• _TASK DIRECTIONS_: Strip the pictures and reproduce the rest of the listing exactly.

-- Begin EXTRACTED DATA --

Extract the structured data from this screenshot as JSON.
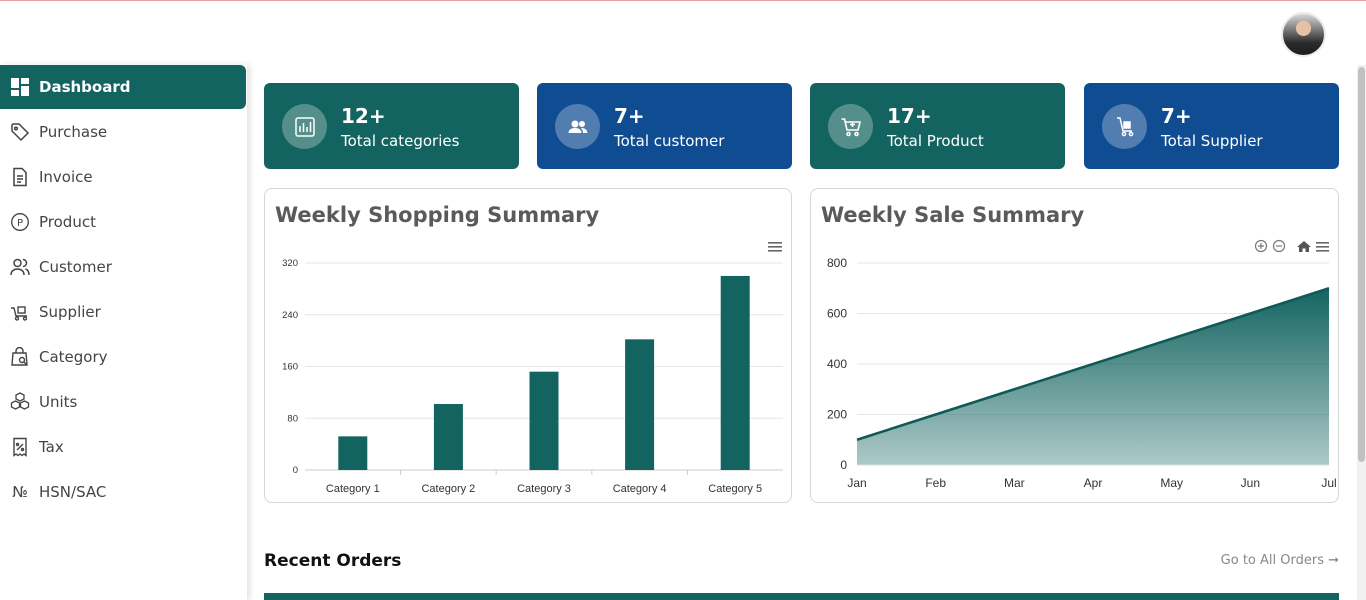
{
  "sidebar": {
    "items": [
      {
        "label": "Dashboard",
        "icon": "dashboard-icon",
        "active": true
      },
      {
        "label": "Purchase",
        "icon": "tag-icon"
      },
      {
        "label": "Invoice",
        "icon": "invoice-icon"
      },
      {
        "label": "Product",
        "icon": "product-icon"
      },
      {
        "label": "Customer",
        "icon": "customer-icon"
      },
      {
        "label": "Supplier",
        "icon": "supplier-icon"
      },
      {
        "label": "Category",
        "icon": "category-icon"
      },
      {
        "label": "Units",
        "icon": "units-icon"
      },
      {
        "label": "Tax",
        "icon": "tax-icon"
      },
      {
        "label": "HSN/SAC",
        "icon": "hsn-icon",
        "glyph": "№"
      }
    ]
  },
  "stats": [
    {
      "value": "12+",
      "label": "Total categories",
      "icon": "chart-icon",
      "color": "#136460"
    },
    {
      "value": "7+",
      "label": "Total customer",
      "icon": "users-icon",
      "color": "#0f4c92"
    },
    {
      "value": "17+",
      "label": "Total Product",
      "icon": "cart-icon",
      "color": "#136460"
    },
    {
      "value": "7+",
      "label": "Total Supplier",
      "icon": "trolley-icon",
      "color": "#0f4c92"
    }
  ],
  "charts": {
    "shopping_title": "Weekly Shopping Summary",
    "sale_title": "Weekly Sale Summary"
  },
  "chart_data": [
    {
      "type": "bar",
      "title": "Weekly Shopping Summary",
      "categories": [
        "Category 1",
        "Category 2",
        "Category 3",
        "Category 4",
        "Category 5"
      ],
      "values": [
        52,
        102,
        152,
        202,
        300
      ],
      "yticks": [
        0,
        80,
        160,
        240,
        320
      ],
      "ylim": [
        0,
        320
      ],
      "color": "#136460",
      "grid": true
    },
    {
      "type": "area",
      "title": "Weekly Sale Summary",
      "x": [
        "Jan",
        "Feb",
        "Mar",
        "Apr",
        "May",
        "Jun",
        "Jul"
      ],
      "values": [
        100,
        200,
        300,
        400,
        500,
        600,
        700
      ],
      "yticks": [
        0,
        200,
        400,
        600,
        800
      ],
      "ylim": [
        0,
        800
      ],
      "color": "#136460",
      "grid": true
    }
  ],
  "recent": {
    "title": "Recent Orders",
    "link": "Go to All Orders ➞"
  },
  "colors": {
    "teal": "#136460",
    "blue": "#0f4c92"
  }
}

-- End EXTRACTED DATA --

• _SOLUTION_:
Extract the structured data from this screenshot as JSON.
{
  "sidebar": {
    "items": [
      {
        "label": "Dashboard",
        "icon": "dashboard-icon",
        "active": true
      },
      {
        "label": "Purchase",
        "icon": "tag-icon"
      },
      {
        "label": "Invoice",
        "icon": "invoice-icon"
      },
      {
        "label": "Product",
        "icon": "product-icon"
      },
      {
        "label": "Customer",
        "icon": "customer-icon"
      },
      {
        "label": "Supplier",
        "icon": "supplier-icon"
      },
      {
        "label": "Category",
        "icon": "category-icon"
      },
      {
        "label": "Units",
        "icon": "units-icon"
      },
      {
        "label": "Tax",
        "icon": "tax-icon"
      },
      {
        "label": "HSN/SAC",
        "icon": "hsn-icon",
        "glyph": "№"
      }
    ]
  },
  "stats": [
    {
      "value": "12+",
      "label": "Total categories",
      "icon": "chart-icon",
      "color": "#136460"
    },
    {
      "value": "7+",
      "label": "Total customer",
      "icon": "users-icon",
      "color": "#0f4c92"
    },
    {
      "value": "17+",
      "label": "Total Product",
      "icon": "cart-icon",
      "color": "#136460"
    },
    {
      "value": "7+",
      "label": "Total Supplier",
      "icon": "trolley-icon",
      "color": "#0f4c92"
    }
  ],
  "charts": {
    "shopping_title": "Weekly Shopping Summary",
    "sale_title": "Weekly Sale Summary"
  },
  "chart_data": [
    {
      "type": "bar",
      "title": "Weekly Shopping Summary",
      "categories": [
        "Category 1",
        "Category 2",
        "Category 3",
        "Category 4",
        "Category 5"
      ],
      "values": [
        52,
        102,
        152,
        202,
        300
      ],
      "yticks": [
        0,
        80,
        160,
        240,
        320
      ],
      "ylim": [
        0,
        320
      ],
      "color": "#136460",
      "grid": true
    },
    {
      "type": "area",
      "title": "Weekly Sale Summary",
      "x": [
        "Jan",
        "Feb",
        "Mar",
        "Apr",
        "May",
        "Jun",
        "Jul"
      ],
      "values": [
        100,
        200,
        300,
        400,
        500,
        600,
        700
      ],
      "yticks": [
        0,
        200,
        400,
        600,
        800
      ],
      "ylim": [
        0,
        800
      ],
      "color": "#136460",
      "grid": true
    }
  ],
  "recent": {
    "title": "Recent Orders",
    "link": "Go to All Orders ➞"
  },
  "colors": {
    "teal": "#136460",
    "blue": "#0f4c92"
  }
}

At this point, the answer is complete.